[Dataset rows for document pages]
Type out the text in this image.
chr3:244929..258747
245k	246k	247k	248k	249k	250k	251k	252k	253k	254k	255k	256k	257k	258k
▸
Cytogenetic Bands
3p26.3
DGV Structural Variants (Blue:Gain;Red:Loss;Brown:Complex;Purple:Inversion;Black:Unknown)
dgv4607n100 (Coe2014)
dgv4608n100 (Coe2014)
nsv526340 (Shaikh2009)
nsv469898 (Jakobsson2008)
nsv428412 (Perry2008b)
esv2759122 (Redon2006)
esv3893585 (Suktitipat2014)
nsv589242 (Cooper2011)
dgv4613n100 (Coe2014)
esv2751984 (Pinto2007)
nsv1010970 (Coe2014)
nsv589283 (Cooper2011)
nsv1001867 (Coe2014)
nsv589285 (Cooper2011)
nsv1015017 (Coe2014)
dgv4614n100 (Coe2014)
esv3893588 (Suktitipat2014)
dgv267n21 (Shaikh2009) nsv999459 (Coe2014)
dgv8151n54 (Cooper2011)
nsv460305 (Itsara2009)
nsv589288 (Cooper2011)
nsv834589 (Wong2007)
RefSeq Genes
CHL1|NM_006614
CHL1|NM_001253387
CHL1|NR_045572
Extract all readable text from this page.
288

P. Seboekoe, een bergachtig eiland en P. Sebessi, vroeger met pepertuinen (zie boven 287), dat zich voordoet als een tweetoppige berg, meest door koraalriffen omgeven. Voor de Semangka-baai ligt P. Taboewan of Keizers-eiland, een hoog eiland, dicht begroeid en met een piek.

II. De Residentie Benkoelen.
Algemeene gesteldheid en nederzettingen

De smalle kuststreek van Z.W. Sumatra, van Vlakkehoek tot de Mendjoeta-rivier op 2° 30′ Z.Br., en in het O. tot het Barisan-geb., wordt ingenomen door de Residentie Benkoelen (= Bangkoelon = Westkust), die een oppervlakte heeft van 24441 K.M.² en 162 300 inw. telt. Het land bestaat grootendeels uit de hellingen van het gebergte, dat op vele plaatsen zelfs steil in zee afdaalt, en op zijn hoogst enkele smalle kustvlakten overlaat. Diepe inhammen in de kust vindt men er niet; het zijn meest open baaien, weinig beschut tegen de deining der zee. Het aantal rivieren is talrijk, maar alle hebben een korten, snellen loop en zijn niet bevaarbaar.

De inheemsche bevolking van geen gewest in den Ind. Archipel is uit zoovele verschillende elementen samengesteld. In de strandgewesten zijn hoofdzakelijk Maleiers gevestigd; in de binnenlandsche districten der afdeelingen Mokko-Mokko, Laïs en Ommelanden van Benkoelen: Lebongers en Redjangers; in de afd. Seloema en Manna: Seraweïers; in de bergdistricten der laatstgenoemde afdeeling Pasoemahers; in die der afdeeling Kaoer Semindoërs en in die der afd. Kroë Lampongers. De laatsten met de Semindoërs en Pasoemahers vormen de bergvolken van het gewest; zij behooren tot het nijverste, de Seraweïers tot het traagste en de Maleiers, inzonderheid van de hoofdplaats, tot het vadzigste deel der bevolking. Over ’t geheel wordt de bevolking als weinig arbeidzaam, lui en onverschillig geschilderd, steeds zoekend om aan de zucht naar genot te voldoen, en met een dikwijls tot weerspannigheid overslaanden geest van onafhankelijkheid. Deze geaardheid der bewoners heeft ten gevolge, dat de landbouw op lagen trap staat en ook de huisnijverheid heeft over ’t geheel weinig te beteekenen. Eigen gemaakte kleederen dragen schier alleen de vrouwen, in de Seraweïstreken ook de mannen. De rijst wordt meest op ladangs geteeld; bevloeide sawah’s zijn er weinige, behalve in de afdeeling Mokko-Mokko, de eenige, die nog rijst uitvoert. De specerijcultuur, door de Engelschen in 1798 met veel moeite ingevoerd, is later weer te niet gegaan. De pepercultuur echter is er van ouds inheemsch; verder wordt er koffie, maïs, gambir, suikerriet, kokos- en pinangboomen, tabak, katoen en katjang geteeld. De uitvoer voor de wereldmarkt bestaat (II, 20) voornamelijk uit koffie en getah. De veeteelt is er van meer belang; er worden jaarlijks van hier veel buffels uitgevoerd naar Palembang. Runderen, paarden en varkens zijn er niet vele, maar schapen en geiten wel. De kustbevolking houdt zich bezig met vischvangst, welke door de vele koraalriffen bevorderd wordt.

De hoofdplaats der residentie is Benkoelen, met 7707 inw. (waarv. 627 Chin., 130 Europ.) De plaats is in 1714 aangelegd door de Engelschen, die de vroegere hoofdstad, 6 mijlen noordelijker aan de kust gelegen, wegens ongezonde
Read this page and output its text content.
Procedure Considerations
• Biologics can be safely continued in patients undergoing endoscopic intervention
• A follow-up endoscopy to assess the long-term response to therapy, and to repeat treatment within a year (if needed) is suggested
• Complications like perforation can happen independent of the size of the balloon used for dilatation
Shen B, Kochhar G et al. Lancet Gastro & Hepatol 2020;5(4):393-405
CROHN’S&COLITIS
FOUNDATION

◆ **Work item**: Provide all the records again, word for word.

◆ **Your response**:
Type out the text in this image.
chr3:244929..258747
245k	246k	247k	248k	249k	250k	251k	252k	253k	254k	255k	256k	257k	258k
▸
Cytogenetic Bands
3p26.3
DGV Structural Variants (Blue:Gain;Red:Loss;Brown:Complex;Purple:Inversion;Black:Unknown)
dgv4607n100 (Coe2014)
dgv4608n100 (Coe2014)
nsv526340 (Shaikh2009)
nsv469898 (Jakobsson2008)
nsv428412 (Perry2008b)
esv2759122 (Redon2006)
esv3893585 (Suktitipat2014)
nsv589242 (Cooper2011)
dgv4613n100 (Coe2014)
esv2751984 (Pinto2007)
nsv1010970 (Coe2014)
nsv589283 (Cooper2011)
nsv1001867 (Coe2014)
nsv589285 (Cooper2011)
nsv1015017 (Coe2014)
dgv4614n100 (Coe2014)
esv3893588 (Suktitipat2014)
dgv267n21 (Shaikh2009) nsv999459 (Coe2014)
dgv8151n54 (Cooper2011)
nsv460305 (Itsara2009)
nsv589288 (Cooper2011)
nsv834589 (Wong2007)
RefSeq Genes
CHL1|NM_006614
CHL1|NM_001253387
CHL1|NR_045572
Extract all readable text from this page.
288

P. Seboekoe, een bergachtig eiland en P. Sebessi, vroeger met pepertuinen (zie boven 287), dat zich voordoet als een tweetoppige berg, meest door koraalriffen omgeven. Voor de Semangka-baai ligt P. Taboewan of Keizers-eiland, een hoog eiland, dicht begroeid en met een piek.

II. De Residentie Benkoelen.
Algemeene gesteldheid en nederzettingen

De smalle kuststreek van Z.W. Sumatra, van Vlakkehoek tot de Mendjoeta-rivier op 2° 30′ Z.Br., en in het O. tot het Barisan-geb., wordt ingenomen door de Residentie Benkoelen (= Bangkoelon = Westkust), die een oppervlakte heeft van 24441 K.M.² en 162 300 inw. telt. Het land bestaat grootendeels uit de hellingen van het gebergte, dat op vele plaatsen zelfs steil in zee afdaalt, en op zijn hoogst enkele smalle kustvlakten overlaat. Diepe inhammen in de kust vindt men er niet; het zijn meest open baaien, weinig beschut tegen de deining der zee. Het aantal rivieren is talrijk, maar alle hebben een korten, snellen loop en zijn niet bevaarbaar.

De inheemsche bevolking van geen gewest in den Ind. Archipel is uit zoovele verschillende elementen samengesteld. In de strandgewesten zijn hoofdzakelijk Maleiers gevestigd; in de binnenlandsche districten der afdeelingen Mokko-Mokko, Laïs en Ommelanden van Benkoelen: Lebongers en Redjangers; in de afd. Seloema en Manna: Seraweïers; in de bergdistricten der laatstgenoemde afdeeling Pasoemahers; in die der afdeeling Kaoer Semindoërs en in die der afd. Kroë Lampongers. De laatsten met de Semindoërs en Pasoemahers vormen de bergvolken van het gewest; zij behooren tot het nijverste, de Seraweïers tot het traagste en de Maleiers, inzonderheid van de hoofdplaats, tot het vadzigste deel der bevolking. Over ’t geheel wordt de bevolking als weinig arbeidzaam, lui en onverschillig geschilderd, steeds zoekend om aan de zucht naar genot te voldoen, en met een dikwijls tot weerspannigheid overslaanden geest van onafhankelijkheid. Deze geaardheid der bewoners heeft ten gevolge, dat de landbouw op lagen trap staat en ook de huisnijverheid heeft over ’t geheel weinig te beteekenen. Eigen gemaakte kleederen dragen schier alleen de vrouwen, in de Seraweïstreken ook de mannen. De rijst wordt meest op ladangs geteeld; bevloeide sawah’s zijn er weinige, behalve in de afdeeling Mokko-Mokko, de eenige, die nog rijst uitvoert. De specerijcultuur, door de Engelschen in 1798 met veel moeite ingevoerd, is later weer te niet gegaan. De pepercultuur echter is er van ouds inheemsch; verder wordt er koffie, maïs, gambir, suikerriet, kokos- en pinangboomen, tabak, katoen en katjang geteeld. De uitvoer voor de wereldmarkt bestaat (II, 20) voornamelijk uit koffie en getah. De veeteelt is er van meer belang; er worden jaarlijks van hier veel buffels uitgevoerd naar Palembang. Runderen, paarden en varkens zijn er niet vele, maar schapen en geiten wel. De kustbevolking houdt zich bezig met vischvangst, welke door de vele koraalriffen bevorderd wordt.

De hoofdplaats der residentie is Benkoelen, met 7707 inw. (waarv. 627 Chin., 130 Europ.) De plaats is in 1714 aangelegd door de Engelschen, die de vroegere hoofdstad, 6 mijlen noordelijker aan de kust gelegen, wegens ongezonde
Read this page and output its text content.
Procedure Considerations
• Biologics can be safely continued in patients undergoing endoscopic intervention
• A follow-up endoscopy to assess the long-term response to therapy, and to repeat treatment within a year (if needed) is suggested
• Complications like perforation can happen independent of the size of the balloon used for dilatation
Shen B, Kochhar G et al. Lancet Gastro & Hepatol 2020;5(4):393-405
CROHN’S&COLITIS
FOUNDATION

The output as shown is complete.